From the listing below, extract every line in which the word "joint" appears.

#### Provided material ####

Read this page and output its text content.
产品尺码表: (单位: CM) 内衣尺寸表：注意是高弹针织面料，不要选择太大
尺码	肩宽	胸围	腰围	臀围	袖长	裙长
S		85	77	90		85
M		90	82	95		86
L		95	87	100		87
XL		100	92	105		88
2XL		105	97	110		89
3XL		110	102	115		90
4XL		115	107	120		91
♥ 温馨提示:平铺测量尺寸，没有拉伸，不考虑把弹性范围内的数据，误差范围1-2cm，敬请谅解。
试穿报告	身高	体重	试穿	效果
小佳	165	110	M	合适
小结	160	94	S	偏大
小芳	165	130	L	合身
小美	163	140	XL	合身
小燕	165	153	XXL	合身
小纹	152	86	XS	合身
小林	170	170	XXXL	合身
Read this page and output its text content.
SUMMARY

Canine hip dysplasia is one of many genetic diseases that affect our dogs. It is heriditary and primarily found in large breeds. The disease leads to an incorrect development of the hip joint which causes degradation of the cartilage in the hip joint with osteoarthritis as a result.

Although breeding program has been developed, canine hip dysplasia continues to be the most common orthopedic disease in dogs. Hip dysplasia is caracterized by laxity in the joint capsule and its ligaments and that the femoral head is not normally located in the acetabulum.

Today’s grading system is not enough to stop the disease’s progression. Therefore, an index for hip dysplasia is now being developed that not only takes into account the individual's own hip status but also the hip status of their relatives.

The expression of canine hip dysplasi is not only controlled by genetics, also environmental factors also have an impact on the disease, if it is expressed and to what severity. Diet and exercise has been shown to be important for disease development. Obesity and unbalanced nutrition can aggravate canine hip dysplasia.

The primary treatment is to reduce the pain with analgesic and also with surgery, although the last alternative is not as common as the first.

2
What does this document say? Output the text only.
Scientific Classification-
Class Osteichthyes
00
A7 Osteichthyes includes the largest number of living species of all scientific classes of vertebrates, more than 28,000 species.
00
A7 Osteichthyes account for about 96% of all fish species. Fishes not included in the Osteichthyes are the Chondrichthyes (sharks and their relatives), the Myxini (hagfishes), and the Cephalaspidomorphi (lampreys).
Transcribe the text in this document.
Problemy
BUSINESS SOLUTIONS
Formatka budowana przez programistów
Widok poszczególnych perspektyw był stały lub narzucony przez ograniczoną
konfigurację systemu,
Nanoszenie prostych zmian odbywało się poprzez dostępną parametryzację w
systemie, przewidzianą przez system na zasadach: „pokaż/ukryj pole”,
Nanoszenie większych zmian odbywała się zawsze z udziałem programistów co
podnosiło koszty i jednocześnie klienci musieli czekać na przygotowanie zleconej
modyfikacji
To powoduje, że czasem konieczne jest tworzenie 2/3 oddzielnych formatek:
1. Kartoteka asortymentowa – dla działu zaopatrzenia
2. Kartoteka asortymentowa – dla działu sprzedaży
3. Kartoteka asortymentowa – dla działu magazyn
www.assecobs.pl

####

=== Exercise response ===
Canine hip dysplasia is one of many genetic diseases that affect our dogs. It is heriditary and primarily found in large breeds. The disease leads to an incorrect development of the hip joint which causes degradation of the cartilage in the hip joint with osteoarthritis as a result.
Although breeding program has been developed, canine hip dysplasia continues to be the most common orthopedic disease in dogs. Hip dysplasia is caracterized by laxity in the joint capsule and its ligaments and that the femoral head is not normally located in the acetabulum.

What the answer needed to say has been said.